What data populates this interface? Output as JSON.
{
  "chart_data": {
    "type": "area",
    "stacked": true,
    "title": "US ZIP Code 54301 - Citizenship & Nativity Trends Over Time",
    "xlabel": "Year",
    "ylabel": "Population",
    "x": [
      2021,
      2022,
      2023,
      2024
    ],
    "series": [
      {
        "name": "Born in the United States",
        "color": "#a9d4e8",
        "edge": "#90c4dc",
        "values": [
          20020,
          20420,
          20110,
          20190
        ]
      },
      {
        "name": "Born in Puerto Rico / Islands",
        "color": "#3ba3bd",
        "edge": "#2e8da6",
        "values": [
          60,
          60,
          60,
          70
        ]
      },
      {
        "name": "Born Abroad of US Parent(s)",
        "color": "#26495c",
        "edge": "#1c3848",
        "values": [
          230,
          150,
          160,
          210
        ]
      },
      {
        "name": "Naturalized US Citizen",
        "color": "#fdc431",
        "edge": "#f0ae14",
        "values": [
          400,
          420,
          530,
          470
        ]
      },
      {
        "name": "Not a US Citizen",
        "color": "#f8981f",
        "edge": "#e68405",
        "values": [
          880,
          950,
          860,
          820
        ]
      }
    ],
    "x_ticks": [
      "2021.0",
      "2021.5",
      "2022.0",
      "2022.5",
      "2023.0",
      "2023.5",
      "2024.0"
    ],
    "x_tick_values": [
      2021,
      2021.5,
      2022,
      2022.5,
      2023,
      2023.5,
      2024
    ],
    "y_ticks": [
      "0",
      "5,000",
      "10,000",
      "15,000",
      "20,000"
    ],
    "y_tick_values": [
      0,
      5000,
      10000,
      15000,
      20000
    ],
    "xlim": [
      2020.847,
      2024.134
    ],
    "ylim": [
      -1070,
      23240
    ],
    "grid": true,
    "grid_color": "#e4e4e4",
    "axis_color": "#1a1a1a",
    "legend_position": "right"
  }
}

========

◆ **What the exercise asks**: Check each line of the entries above, and show every one holding the word "edge".

◆ **The solution**:
        "edge": "#90c4dc",
        "edge": "#2e8da6",
        "edge": "#1c3848",
        "edge": "#f0ae14",
        "edge": "#e68405",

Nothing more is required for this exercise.